DIRECTION: Scan the entries below. List each line with "officia".

MATERIALS PROVIDED:
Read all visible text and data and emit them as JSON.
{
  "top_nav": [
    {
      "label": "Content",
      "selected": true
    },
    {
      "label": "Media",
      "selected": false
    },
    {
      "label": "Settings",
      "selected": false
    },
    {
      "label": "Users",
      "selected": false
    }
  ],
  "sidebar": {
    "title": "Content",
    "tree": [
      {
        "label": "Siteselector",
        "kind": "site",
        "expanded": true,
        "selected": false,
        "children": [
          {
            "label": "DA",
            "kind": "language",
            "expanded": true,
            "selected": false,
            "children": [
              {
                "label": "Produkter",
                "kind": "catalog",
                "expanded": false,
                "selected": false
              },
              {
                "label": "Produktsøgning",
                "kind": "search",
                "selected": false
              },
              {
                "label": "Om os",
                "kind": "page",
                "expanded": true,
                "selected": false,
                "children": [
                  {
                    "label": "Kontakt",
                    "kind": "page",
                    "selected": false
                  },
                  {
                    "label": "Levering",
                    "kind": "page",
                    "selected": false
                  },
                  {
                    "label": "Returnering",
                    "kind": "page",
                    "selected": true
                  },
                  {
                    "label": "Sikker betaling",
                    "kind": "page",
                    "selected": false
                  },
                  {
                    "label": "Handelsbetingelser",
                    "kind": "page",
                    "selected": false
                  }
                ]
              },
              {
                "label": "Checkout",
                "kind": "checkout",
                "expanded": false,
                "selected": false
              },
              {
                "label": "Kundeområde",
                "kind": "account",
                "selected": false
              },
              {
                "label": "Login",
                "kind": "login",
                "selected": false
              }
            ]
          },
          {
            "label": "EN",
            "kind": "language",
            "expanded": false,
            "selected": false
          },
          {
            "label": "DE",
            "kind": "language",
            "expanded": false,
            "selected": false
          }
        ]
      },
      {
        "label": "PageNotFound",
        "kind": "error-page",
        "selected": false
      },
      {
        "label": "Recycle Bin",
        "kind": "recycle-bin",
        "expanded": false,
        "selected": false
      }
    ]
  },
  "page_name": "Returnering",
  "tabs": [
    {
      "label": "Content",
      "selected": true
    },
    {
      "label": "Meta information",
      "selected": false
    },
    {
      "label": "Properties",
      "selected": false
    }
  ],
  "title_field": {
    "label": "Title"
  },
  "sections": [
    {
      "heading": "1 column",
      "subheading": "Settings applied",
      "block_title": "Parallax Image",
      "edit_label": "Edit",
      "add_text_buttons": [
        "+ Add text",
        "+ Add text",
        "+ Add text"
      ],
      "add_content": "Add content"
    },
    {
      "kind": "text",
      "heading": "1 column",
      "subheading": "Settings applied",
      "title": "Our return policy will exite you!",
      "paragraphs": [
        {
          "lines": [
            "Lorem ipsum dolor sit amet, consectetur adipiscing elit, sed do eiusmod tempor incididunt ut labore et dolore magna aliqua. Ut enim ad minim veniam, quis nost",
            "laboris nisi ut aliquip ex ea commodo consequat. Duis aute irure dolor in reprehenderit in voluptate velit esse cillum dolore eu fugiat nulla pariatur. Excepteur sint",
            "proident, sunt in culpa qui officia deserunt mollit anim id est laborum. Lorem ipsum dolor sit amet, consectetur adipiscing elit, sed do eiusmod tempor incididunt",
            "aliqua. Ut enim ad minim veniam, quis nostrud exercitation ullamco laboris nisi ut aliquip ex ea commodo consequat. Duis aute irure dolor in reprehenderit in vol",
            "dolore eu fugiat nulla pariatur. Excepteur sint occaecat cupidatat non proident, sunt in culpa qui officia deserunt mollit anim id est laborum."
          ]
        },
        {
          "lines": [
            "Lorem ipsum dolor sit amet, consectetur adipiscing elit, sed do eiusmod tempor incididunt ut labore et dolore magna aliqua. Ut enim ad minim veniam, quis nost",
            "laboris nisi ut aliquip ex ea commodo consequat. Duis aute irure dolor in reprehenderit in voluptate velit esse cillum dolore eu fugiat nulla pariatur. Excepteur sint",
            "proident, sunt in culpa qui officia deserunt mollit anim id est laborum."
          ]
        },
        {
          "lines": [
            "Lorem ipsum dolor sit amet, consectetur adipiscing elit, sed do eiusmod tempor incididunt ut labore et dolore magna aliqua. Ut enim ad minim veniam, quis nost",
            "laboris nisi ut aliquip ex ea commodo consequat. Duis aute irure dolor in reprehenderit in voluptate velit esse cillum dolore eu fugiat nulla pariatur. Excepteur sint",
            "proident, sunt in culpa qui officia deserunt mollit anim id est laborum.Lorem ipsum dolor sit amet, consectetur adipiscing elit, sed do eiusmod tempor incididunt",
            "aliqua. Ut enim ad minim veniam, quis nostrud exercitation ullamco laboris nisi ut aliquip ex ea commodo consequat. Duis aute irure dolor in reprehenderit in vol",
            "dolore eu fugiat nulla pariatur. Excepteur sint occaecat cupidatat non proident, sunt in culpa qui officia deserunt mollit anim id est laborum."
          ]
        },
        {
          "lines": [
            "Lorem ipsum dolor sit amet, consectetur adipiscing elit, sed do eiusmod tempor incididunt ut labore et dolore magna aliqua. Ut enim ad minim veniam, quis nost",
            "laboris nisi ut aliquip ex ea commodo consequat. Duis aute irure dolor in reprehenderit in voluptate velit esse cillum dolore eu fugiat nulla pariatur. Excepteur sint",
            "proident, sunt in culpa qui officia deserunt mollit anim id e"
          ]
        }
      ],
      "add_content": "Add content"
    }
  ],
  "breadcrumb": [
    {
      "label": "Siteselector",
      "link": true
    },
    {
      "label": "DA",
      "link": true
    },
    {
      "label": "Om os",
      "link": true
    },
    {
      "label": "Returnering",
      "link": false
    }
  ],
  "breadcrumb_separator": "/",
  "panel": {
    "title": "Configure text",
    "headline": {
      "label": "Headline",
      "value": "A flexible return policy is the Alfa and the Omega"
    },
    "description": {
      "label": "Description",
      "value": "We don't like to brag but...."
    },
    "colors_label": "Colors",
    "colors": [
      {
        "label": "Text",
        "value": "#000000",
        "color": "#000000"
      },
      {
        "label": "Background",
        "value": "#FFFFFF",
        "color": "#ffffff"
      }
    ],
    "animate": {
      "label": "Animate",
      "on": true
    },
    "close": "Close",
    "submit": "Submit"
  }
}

CORRECT RESULT:
            "proident, sunt in culpa qui officia deserunt mollit anim id est laborum. Lorem ipsum dolor sit amet, consectetur adipiscing elit, sed do eiusmod tempor incididunt",
            "dolore eu fugiat nulla pariatur. Excepteur sint occaecat cupidatat non proident, sunt in culpa qui officia deserunt mollit anim id est laborum."
            "proident, sunt in culpa qui officia deserunt mollit anim id est laborum."
            "proident, sunt in culpa qui officia deserunt mollit anim id est laborum.Lorem ipsum dolor sit amet, consectetur adipiscing elit, sed do eiusmod tempor incididunt",
            "dolore eu fugiat nulla pariatur. Excepteur sint occaecat cupidatat non proident, sunt in culpa qui officia deserunt mollit anim id est laborum."
            "proident, sunt in culpa qui officia deserunt mollit anim id e"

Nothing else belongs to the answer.